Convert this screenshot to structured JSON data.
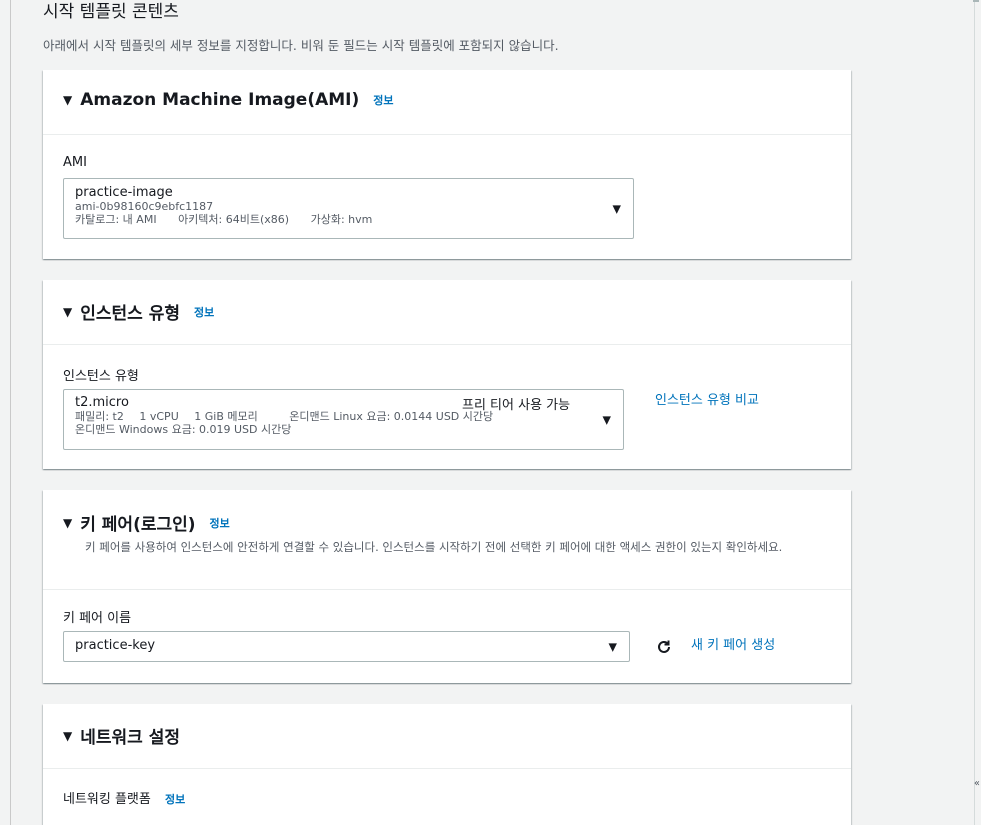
{
  "header": {
    "title": "시작 템플릿 콘텐츠",
    "description": "아래에서 시작 템플릿의 세부 정보를 지정합니다. 비워 둔 필드는 시작 템플릿에 포함되지 않습니다."
  },
  "ami": {
    "title": "Amazon Machine Image(AMI)",
    "info": "정보",
    "field_label": "AMI",
    "selected": {
      "name": "practice-image",
      "id": "ami-0b98160c9ebfc1187",
      "catalog": "카탈로그: 내 AMI",
      "arch": "아키텍처: 64비트(x86)",
      "virt": "가상화: hvm"
    }
  },
  "instance_type": {
    "title": "인스턴스 유형",
    "info": "정보",
    "field_label": "인스턴스 유형",
    "selected": {
      "name": "t2.micro",
      "badge": "프리 티어 사용 가능",
      "family": "패밀리: t2",
      "vcpu": "1 vCPU",
      "memory": "1 GiB 메모리",
      "linux_price": "온디맨드 Linux 요금: 0.0144 USD 시간당",
      "windows_price": "온디맨드 Windows 요금: 0.019 USD 시간당"
    },
    "compare_link": "인스턴스 유형 비교"
  },
  "key_pair": {
    "title": "키 페어(로그인)",
    "info": "정보",
    "description": "키 페어를 사용하여 인스턴스에 안전하게 연결할 수 있습니다. 인스턴스를 시작하기 전에 선택한 키 페어에 대한 액세스 권한이 있는지 확인하세요.",
    "field_label": "키 페어 이름",
    "selected": "practice-key",
    "create_link": "새 키 페어 생성"
  },
  "network": {
    "title": "네트워크 설정",
    "field_label": "네트워킹 플랫폼",
    "info": "정보"
  },
  "glyphs": {
    "caret": "▼",
    "dropdown_arrow": "▼",
    "corner": "«"
  },
  "colors": {
    "link": "#0073bb",
    "text": "#16191f",
    "muted": "#545b64",
    "page_bg": "#f2f3f3"
  },
  "icons": {
    "refresh": "refresh-icon",
    "caret": "caret-down-icon",
    "dropdown": "chevron-down-icon"
  }
}
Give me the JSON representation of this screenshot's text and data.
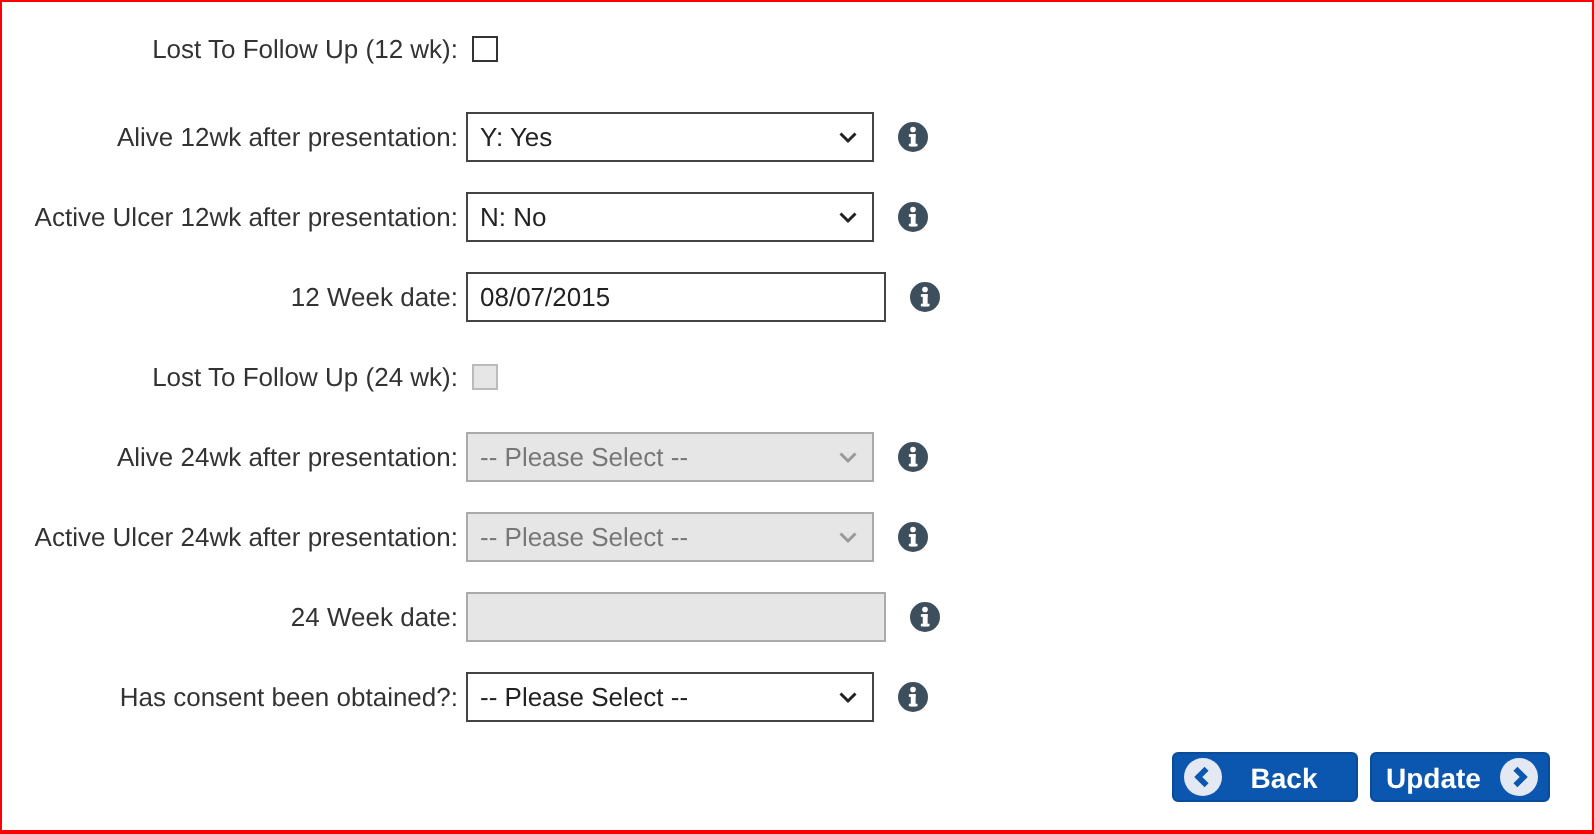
{
  "fields": [
    {
      "kind": "checkbox",
      "label": "Lost To Follow Up (12 wk):",
      "checked": false,
      "disabled": false
    },
    {
      "kind": "select",
      "label": "Alive 12wk after presentation:",
      "value": "Y: Yes",
      "disabled": false
    },
    {
      "kind": "select",
      "label": "Active Ulcer 12wk after presentation:",
      "value": "N: No",
      "disabled": false
    },
    {
      "kind": "date",
      "label": "12 Week date:",
      "value": "08/07/2015",
      "disabled": false
    },
    {
      "kind": "checkbox",
      "label": "Lost To Follow Up (24 wk):",
      "checked": false,
      "disabled": true
    },
    {
      "kind": "select",
      "label": "Alive 24wk after presentation:",
      "value": "-- Please Select --",
      "disabled": true
    },
    {
      "kind": "select",
      "label": "Active Ulcer 24wk after presentation:",
      "value": "-- Please Select --",
      "disabled": true
    },
    {
      "kind": "date",
      "label": "24 Week date:",
      "disabled": true
    },
    {
      "kind": "select",
      "label": "Has consent been obtained?:",
      "value": "-- Please Select --",
      "disabled": false
    }
  ],
  "buttons": [
    {
      "label": "Back",
      "kind": "back"
    },
    {
      "label": "Update",
      "kind": "next"
    }
  ]
}
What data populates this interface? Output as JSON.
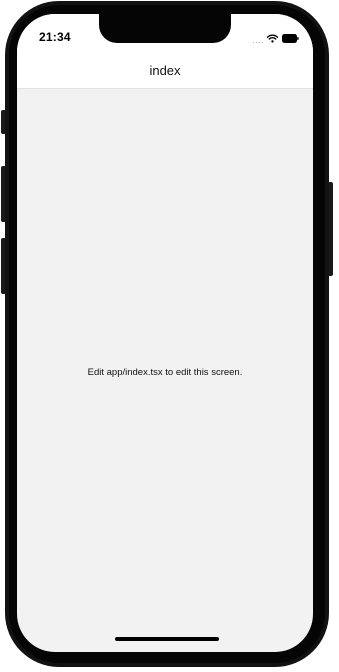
{
  "status_bar": {
    "time": "21:34",
    "icons": [
      "signal-dots-icon",
      "wifi-icon",
      "battery-icon"
    ]
  },
  "header": {
    "title": "index"
  },
  "main": {
    "message": "Edit app/index.tsx to edit this screen."
  },
  "colors": {
    "screen_background": "#f2f2f2",
    "header_background": "#ffffff",
    "frame": "#121212"
  }
}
────────────────────
--- TASK DESCRIPTION ---
From the records given above, copy all lines containing "index".

--- ANSWER FOR THIS EXERCISE ---
    "title": "index"
    "message": "Edit app/index.tsx to edit this screen."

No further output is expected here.